▶ [What is needed] Reproduce the lines of the material exactly, excluding every image.

▶ [Listed records]
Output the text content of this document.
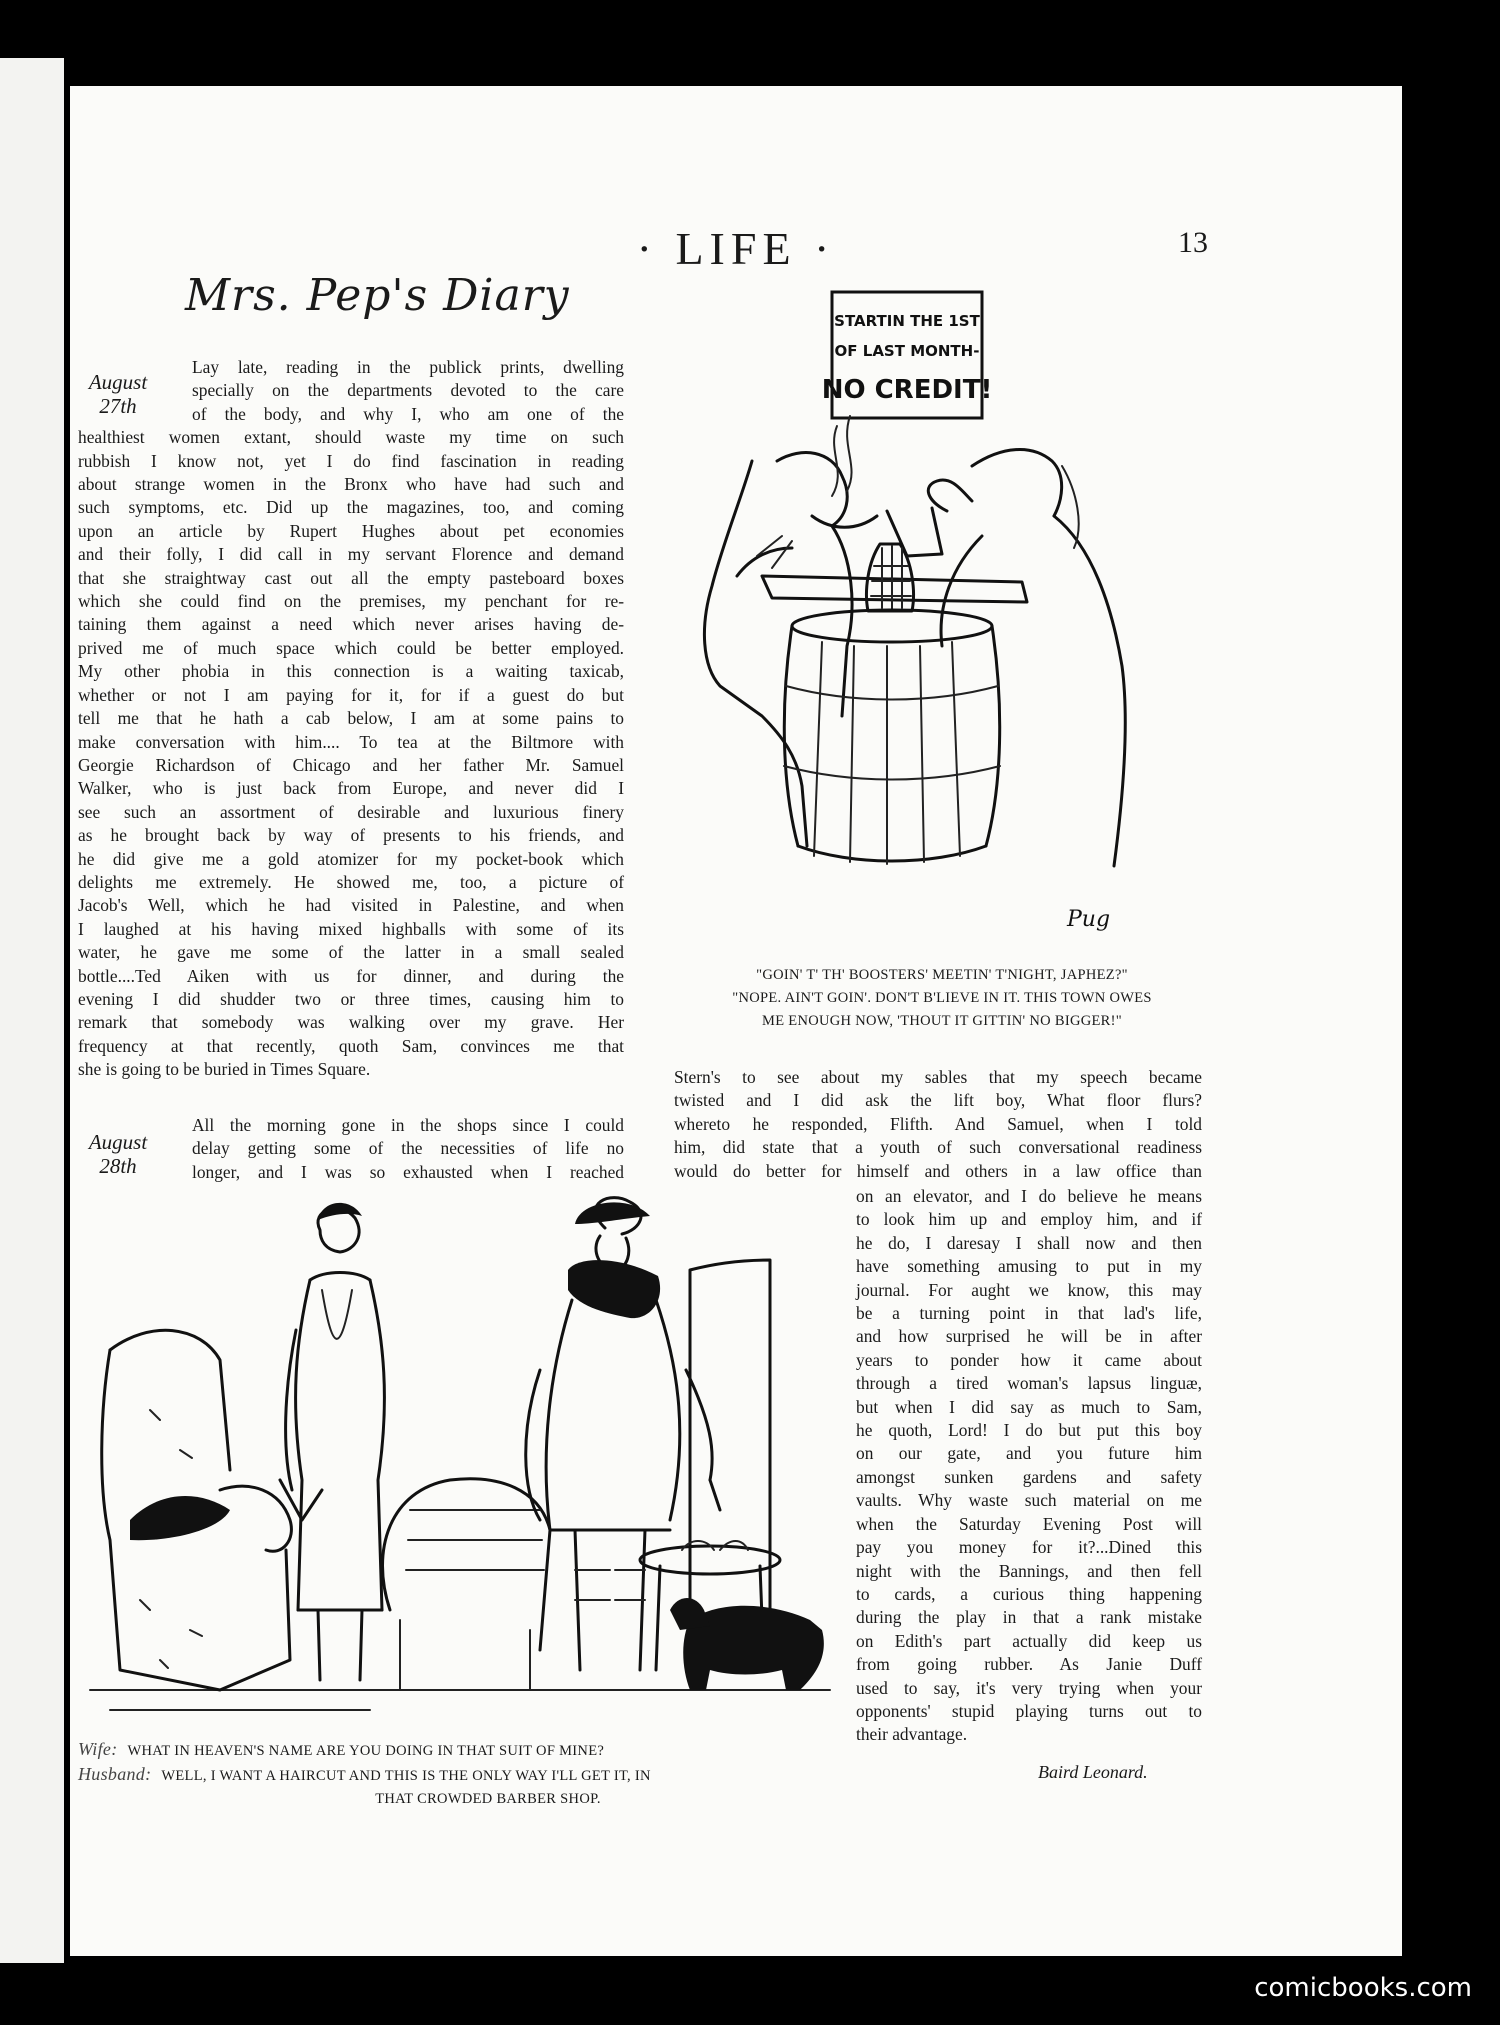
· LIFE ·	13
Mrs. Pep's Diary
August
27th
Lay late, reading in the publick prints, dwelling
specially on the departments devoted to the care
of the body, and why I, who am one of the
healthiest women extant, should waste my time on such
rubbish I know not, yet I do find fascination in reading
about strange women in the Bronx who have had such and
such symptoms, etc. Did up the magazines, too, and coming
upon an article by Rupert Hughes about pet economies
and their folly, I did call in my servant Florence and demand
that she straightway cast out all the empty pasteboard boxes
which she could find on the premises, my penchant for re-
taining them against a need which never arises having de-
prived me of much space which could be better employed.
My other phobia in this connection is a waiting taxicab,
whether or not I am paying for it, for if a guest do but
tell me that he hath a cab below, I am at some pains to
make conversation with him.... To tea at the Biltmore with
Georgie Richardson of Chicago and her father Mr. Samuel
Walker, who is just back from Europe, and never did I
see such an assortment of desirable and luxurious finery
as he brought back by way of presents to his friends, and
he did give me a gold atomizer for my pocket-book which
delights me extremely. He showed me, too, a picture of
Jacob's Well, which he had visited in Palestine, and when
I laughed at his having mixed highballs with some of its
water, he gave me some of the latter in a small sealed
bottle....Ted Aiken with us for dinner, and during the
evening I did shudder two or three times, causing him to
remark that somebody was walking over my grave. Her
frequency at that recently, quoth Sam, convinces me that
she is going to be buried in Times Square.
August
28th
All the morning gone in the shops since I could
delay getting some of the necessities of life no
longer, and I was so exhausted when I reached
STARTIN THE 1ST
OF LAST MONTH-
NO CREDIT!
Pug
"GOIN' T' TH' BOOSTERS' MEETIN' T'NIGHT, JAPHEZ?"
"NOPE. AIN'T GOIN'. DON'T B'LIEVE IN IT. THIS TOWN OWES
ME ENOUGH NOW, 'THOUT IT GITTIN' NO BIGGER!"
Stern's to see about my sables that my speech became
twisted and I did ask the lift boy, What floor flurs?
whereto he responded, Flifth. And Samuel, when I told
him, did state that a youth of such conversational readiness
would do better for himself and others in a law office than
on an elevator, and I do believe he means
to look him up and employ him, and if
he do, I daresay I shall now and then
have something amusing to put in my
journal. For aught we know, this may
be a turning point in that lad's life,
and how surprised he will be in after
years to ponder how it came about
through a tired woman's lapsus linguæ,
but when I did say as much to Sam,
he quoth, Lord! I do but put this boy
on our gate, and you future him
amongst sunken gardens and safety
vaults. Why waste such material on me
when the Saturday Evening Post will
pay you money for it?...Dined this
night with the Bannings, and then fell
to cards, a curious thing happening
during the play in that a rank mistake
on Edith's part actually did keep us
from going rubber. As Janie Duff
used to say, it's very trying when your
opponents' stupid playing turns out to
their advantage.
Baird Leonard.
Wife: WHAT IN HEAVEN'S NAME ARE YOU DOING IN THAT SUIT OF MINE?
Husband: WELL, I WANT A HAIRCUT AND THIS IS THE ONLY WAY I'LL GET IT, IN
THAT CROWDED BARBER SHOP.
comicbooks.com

▶ [Task result]
Output the text content of this document.
· LIFE ·	13
Mrs. Pep's Diary
August
27th
Lay late, reading in the publick prints, dwelling
specially on the departments devoted to the care
of the body, and why I, who am one of the
healthiest women extant, should waste my time on such
rubbish I know not, yet I do find fascination in reading
about strange women in the Bronx who have had such and
such symptoms, etc. Did up the magazines, too, and coming
upon an article by Rupert Hughes about pet economies
and their folly, I did call in my servant Florence and demand
that she straightway cast out all the empty pasteboard boxes
which she could find on the premises, my penchant for re-
taining them against a need which never arises having de-
prived me of much space which could be better employed.
My other phobia in this connection is a waiting taxicab,
whether or not I am paying for it, for if a guest do but
tell me that he hath a cab below, I am at some pains to
make conversation with him.... To tea at the Biltmore with
Georgie Richardson of Chicago and her father Mr. Samuel
Walker, who is just back from Europe, and never did I
see such an assortment of desirable and luxurious finery
as he brought back by way of presents to his friends, and
he did give me a gold atomizer for my pocket-book which
delights me extremely. He showed me, too, a picture of
Jacob's Well, which he had visited in Palestine, and when
I laughed at his having mixed highballs with some of its
water, he gave me some of the latter in a small sealed
bottle....Ted Aiken with us for dinner, and during the
evening I did shudder two or three times, causing him to
remark that somebody was walking over my grave. Her
frequency at that recently, quoth Sam, convinces me that
she is going to be buried in Times Square.
August
28th
All the morning gone in the shops since I could
delay getting some of the necessities of life no
longer, and I was so exhausted when I reached
STARTIN THE 1ST
OF LAST MONTH-
NO CREDIT!
Pug
"GOIN' T' TH' BOOSTERS' MEETIN' T'NIGHT, JAPHEZ?"
"NOPE. AIN'T GOIN'. DON'T B'LIEVE IN IT. THIS TOWN OWES
ME ENOUGH NOW, 'THOUT IT GITTIN' NO BIGGER!"
Stern's to see about my sables that my speech became
twisted and I did ask the lift boy, What floor flurs?
whereto he responded, Flifth. And Samuel, when I told
him, did state that a youth of such conversational readiness
would do better for himself and others in a law office than
on an elevator, and I do believe he means
to look him up and employ him, and if
he do, I daresay I shall now and then
have something amusing to put in my
journal. For aught we know, this may
be a turning point in that lad's life,
and how surprised he will be in after
years to ponder how it came about
through a tired woman's lapsus linguæ,
but when I did say as much to Sam,
he quoth, Lord! I do but put this boy
on our gate, and you future him
amongst sunken gardens and safety
vaults. Why waste such material on me
when the Saturday Evening Post will
pay you money for it?...Dined this
night with the Bannings, and then fell
to cards, a curious thing happening
during the play in that a rank mistake
on Edith's part actually did keep us
from going rubber. As Janie Duff
used to say, it's very trying when your
opponents' stupid playing turns out to
their advantage.
Baird Leonard.
Wife: WHAT IN HEAVEN'S NAME ARE YOU DOING IN THAT SUIT OF MINE?
Husband: WELL, I WANT A HAIRCUT AND THIS IS THE ONLY WAY I'LL GET IT, IN
THAT CROWDED BARBER SHOP.
comicbooks.com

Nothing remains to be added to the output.